▶ _What the exercise asks_: Look for the string "doing" in every line, and copy each line that has it.

▶ _Supplied entries_:

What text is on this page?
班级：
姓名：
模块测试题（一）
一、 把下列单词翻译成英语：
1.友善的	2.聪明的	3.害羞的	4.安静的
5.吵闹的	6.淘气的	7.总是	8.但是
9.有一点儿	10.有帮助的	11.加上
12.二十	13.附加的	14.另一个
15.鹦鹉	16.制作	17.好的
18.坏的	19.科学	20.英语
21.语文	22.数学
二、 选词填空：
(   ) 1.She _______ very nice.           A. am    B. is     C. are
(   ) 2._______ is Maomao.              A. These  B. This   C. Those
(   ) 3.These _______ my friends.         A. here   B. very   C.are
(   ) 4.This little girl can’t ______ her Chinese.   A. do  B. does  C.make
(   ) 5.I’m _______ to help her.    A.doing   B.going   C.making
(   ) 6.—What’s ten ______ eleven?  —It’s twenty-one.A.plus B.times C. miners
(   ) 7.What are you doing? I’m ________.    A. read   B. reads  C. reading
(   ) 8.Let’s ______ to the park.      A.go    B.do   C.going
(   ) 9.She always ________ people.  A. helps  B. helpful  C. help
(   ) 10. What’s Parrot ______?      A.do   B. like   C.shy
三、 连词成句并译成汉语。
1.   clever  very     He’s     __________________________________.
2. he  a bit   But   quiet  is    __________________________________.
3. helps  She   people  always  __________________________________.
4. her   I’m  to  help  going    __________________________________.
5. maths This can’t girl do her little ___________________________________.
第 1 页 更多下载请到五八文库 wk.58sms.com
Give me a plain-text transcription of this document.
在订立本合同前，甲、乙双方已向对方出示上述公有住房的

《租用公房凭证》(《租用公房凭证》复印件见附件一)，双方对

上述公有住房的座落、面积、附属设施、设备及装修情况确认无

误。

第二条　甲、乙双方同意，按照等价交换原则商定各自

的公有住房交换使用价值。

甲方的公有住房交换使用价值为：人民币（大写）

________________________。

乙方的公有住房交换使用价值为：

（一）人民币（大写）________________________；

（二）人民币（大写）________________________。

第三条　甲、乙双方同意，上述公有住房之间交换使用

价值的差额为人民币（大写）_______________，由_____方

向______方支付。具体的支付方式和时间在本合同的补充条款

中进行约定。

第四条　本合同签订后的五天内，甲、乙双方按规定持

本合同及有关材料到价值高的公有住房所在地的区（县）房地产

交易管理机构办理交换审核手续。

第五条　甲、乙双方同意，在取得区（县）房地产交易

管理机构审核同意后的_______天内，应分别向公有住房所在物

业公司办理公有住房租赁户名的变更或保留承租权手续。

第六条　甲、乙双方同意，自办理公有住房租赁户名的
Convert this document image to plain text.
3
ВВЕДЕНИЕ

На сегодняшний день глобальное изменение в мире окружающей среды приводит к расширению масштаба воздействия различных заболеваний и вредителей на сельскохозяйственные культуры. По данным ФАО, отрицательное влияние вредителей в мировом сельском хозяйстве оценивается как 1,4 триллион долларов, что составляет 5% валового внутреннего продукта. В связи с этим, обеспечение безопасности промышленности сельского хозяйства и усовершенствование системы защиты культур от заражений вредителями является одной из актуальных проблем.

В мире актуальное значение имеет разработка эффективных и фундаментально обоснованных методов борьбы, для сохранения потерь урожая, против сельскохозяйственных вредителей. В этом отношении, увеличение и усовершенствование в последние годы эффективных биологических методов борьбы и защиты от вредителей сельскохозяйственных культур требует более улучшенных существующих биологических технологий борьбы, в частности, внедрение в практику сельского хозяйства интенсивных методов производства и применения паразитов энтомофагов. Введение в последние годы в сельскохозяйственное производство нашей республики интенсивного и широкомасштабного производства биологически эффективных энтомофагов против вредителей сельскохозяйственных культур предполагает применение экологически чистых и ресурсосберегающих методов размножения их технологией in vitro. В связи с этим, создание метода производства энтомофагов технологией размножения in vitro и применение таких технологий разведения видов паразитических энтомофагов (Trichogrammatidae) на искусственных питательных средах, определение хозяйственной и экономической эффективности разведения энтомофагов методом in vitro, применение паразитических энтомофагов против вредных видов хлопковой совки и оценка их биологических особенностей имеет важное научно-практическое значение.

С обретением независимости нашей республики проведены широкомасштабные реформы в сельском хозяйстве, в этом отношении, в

▶ _The answer_:
(   ) 5.I’m _______ to help her.    A.doing   B.going   C.making
(   ) 7.What are you doing? I’m ________.    A. read   B. reads  C. reading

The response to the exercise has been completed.